§ **WHAT THE TASK ASKS**
Copy out every line that contains the word "scanner".

§ **Excerpt from a dataset**
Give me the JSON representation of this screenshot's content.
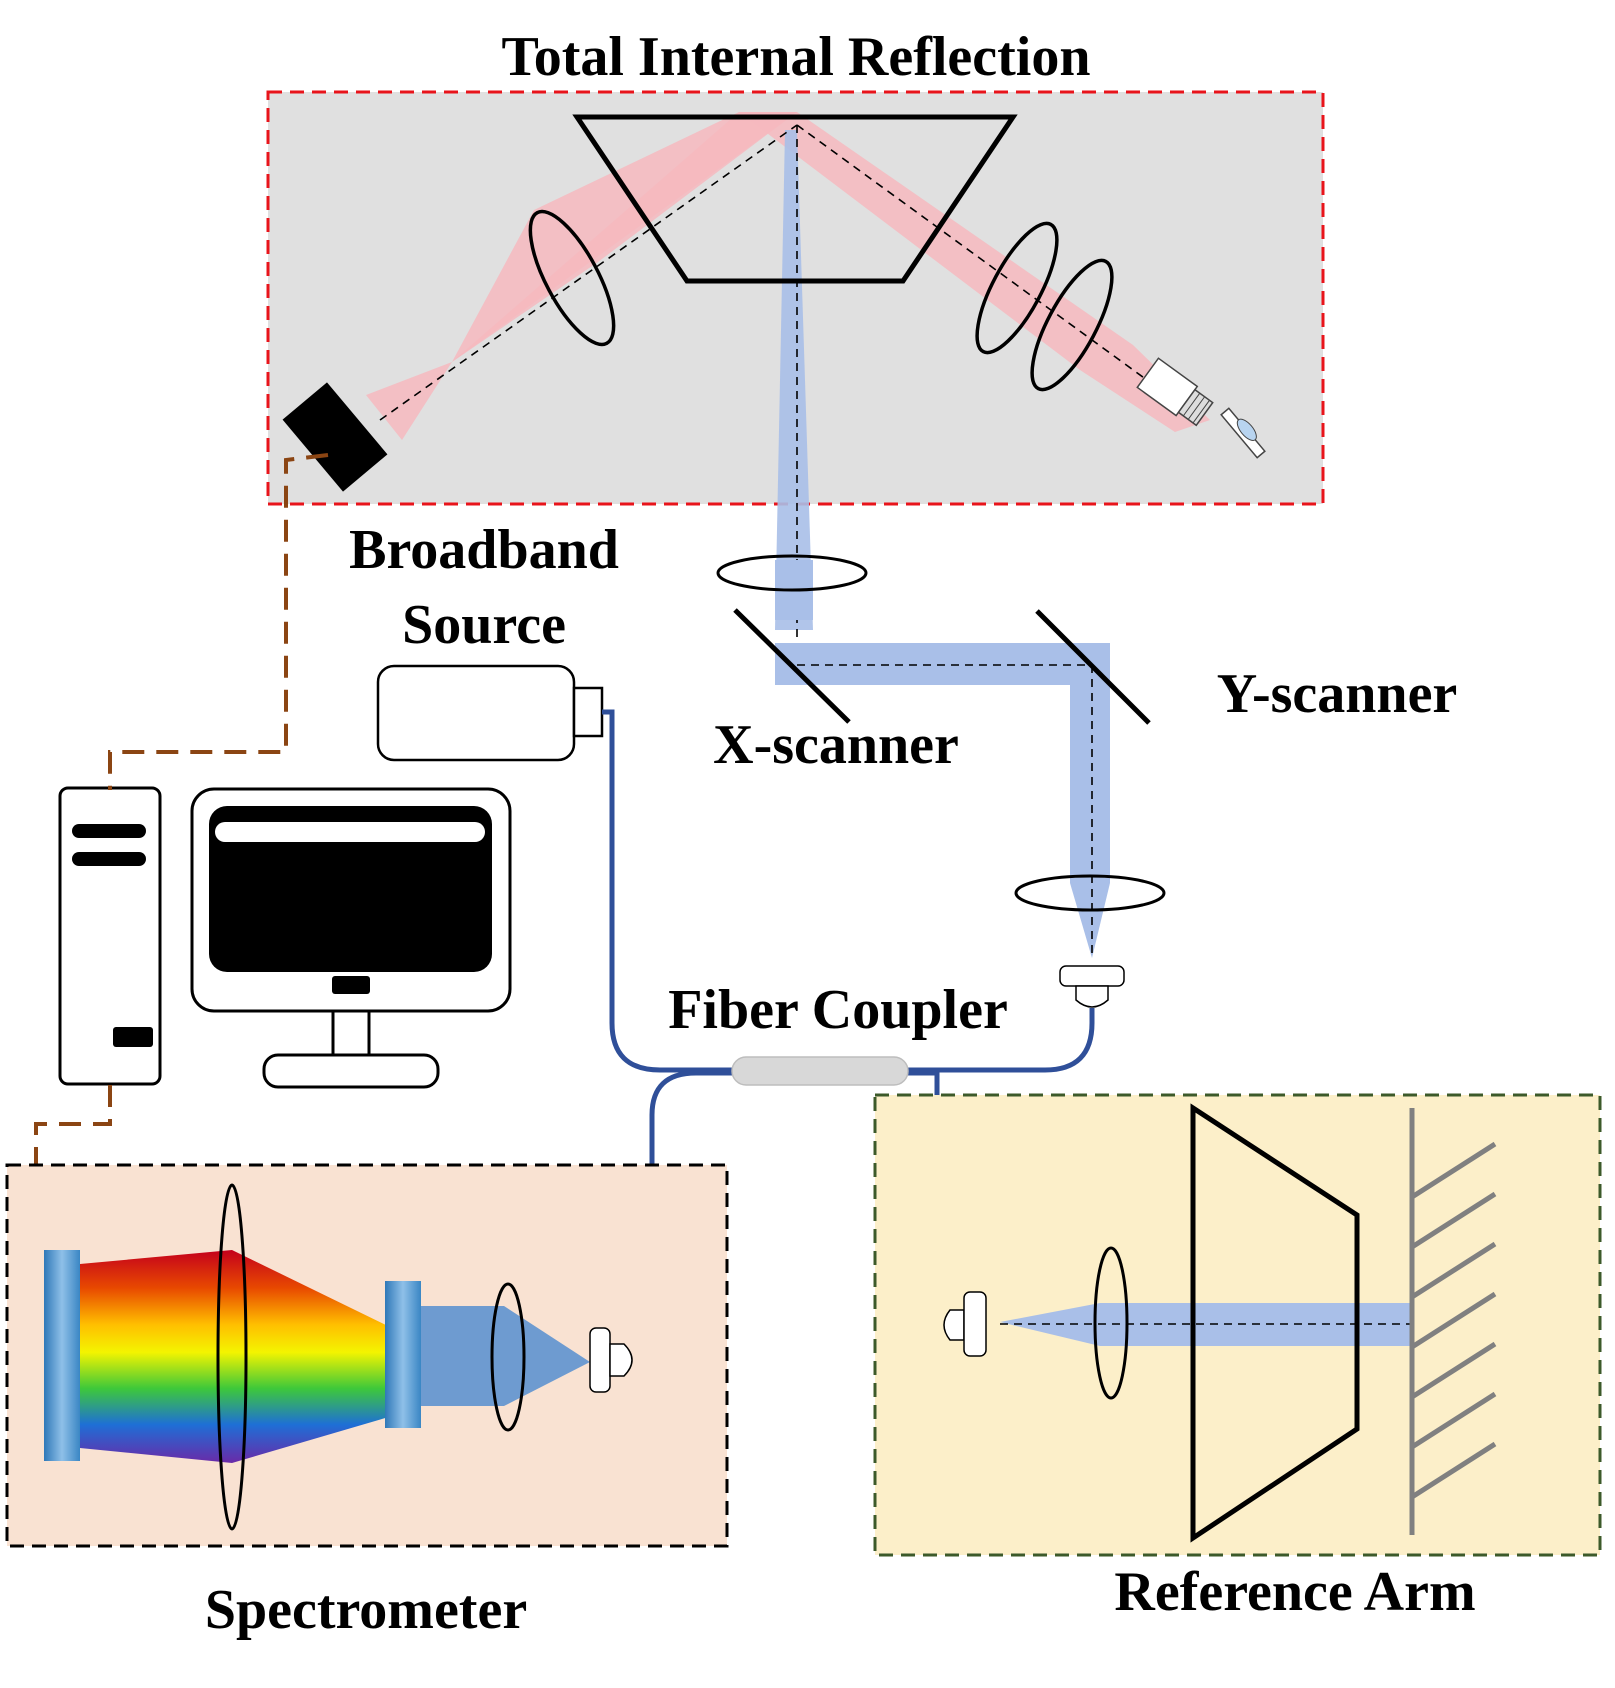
{
  "labels": {
    "tir": "Total Internal Reflection",
    "source_line1": "Broadband",
    "source_line2": "Source",
    "x_scanner": "X-scanner",
    "y_scanner": "Y-scanner",
    "fiber_coupler": "Fiber Coupler",
    "spectrometer": "Spectrometer",
    "reference_arm": "Reference Arm"
  },
  "colors": {
    "tir_box_fill": "#e0e0e0",
    "tir_box_border": "#e8141b",
    "spectrometer_box_fill": "#f9e2d2",
    "reference_box_fill": "#fcefc9",
    "reference_box_border": "#3c5a2a",
    "sample_beam": "#a9bfe8",
    "source_beam": "#f6b8be",
    "fiber": "#2f4f99",
    "control_cable": "#8b4513",
    "mirror_hatch": "#808080"
  }
}
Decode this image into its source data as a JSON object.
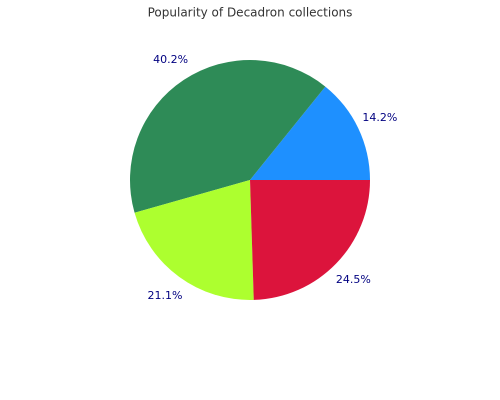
{
  "chart_data": {
    "type": "pie",
    "title": "Popularity of Decadron collections",
    "values": [
      14.2,
      40.2,
      21.1,
      24.5
    ],
    "value_labels": [
      "14.2%",
      "40.2%",
      "21.1%",
      "24.5%"
    ],
    "colors": [
      "#1e90ff",
      "#2e8b57",
      "#adff2f",
      "#dc143c"
    ]
  }
}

§ **EXERCISE RESPONSE**
    "x_scanner": "X-scanner",
    "y_scanner": "Y-scanner",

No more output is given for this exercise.